WHAT THIS TASK INVOLVES
Copy every record below exactly as written, but leave out the pictures.
───── DATA EXTRACT ─────
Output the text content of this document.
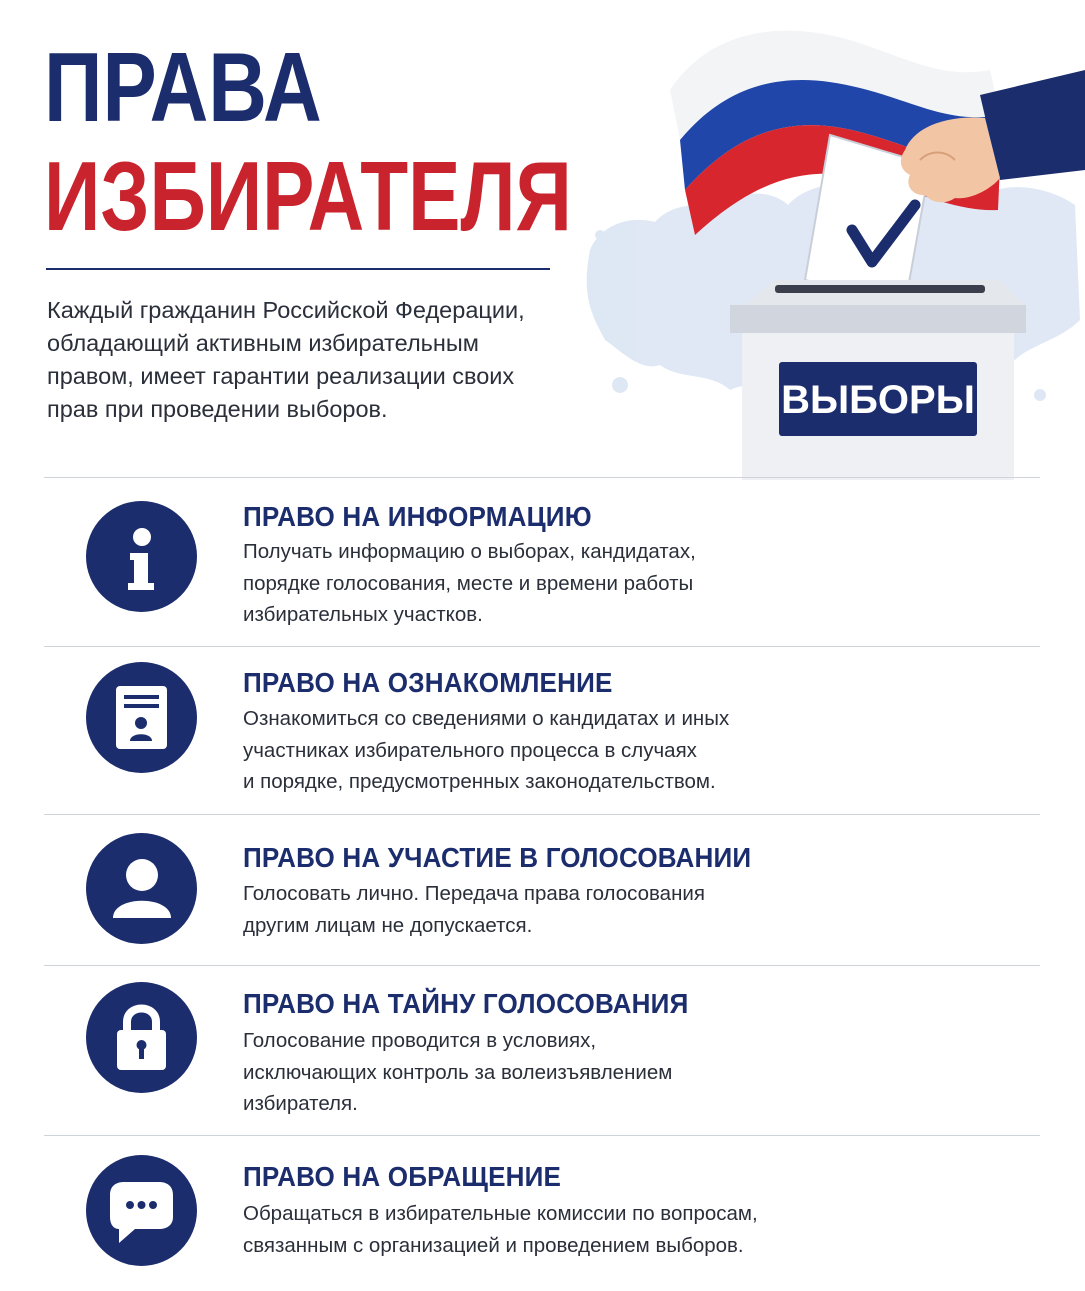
ПРАВА
ИЗБИРАТЕЛЯ

Каждый гражданин Российской Федерации, обладающий активным избирательным правом, имеет гарантии реализации своих прав при проведении выборов.	ВЫБОРЫ
ПРАВО НА ИНФОРМАЦИЮ

Получать информацию о выборах, кандидатах,
порядке голосования, месте и времени работы
избирательных участков.

ПРАВО НА ОЗНАКОМЛЕНИЕ

Ознакомиться со сведениями о кандидатах и иных
участниках избирательного процесса в случаях
и порядке, предусмотренных законодательством.

ПРАВО НА УЧАСТИЕ В ГОЛОСОВАНИИ

Голосовать лично. Передача права голосования
другим лицам не допускается.

ПРАВО НА ТАЙНУ ГОЛОСОВАНИЯ

Голосование проводится в условиях,
исключающих контроль за волеизъявлением
избирателя.

ПРАВО НА ОБРАЩЕНИЕ

Обращаться в избирательные комиссии по вопросам,
связанным с организацией и проведением выборов.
─────
FULL SOLUTION
Output the text content of this document.
ПРАВА
ИЗБИРАТЕЛЯ

Каждый гражданин Российской Федерации, обладающий активным избирательным правом, имеет гарантии реализации своих прав при проведении выборов.	ВЫБОРЫ
ПРАВО НА ИНФОРМАЦИЮ

Получать информацию о выборах, кандидатах,
порядке голосования, месте и времени работы
избирательных участков.

ПРАВО НА ОЗНАКОМЛЕНИЕ

Ознакомиться со сведениями о кандидатах и иных
участниках избирательного процесса в случаях
и порядке, предусмотренных законодательством.

ПРАВО НА УЧАСТИЕ В ГОЛОСОВАНИИ

Голосовать лично. Передача права голосования
другим лицам не допускается.

ПРАВО НА ТАЙНУ ГОЛОСОВАНИЯ

Голосование проводится в условиях,
исключающих контроль за волеизъявлением
избирателя.

ПРАВО НА ОБРАЩЕНИЕ

Обращаться в избирательные комиссии по вопросам,
связанным с организацией и проведением выборов.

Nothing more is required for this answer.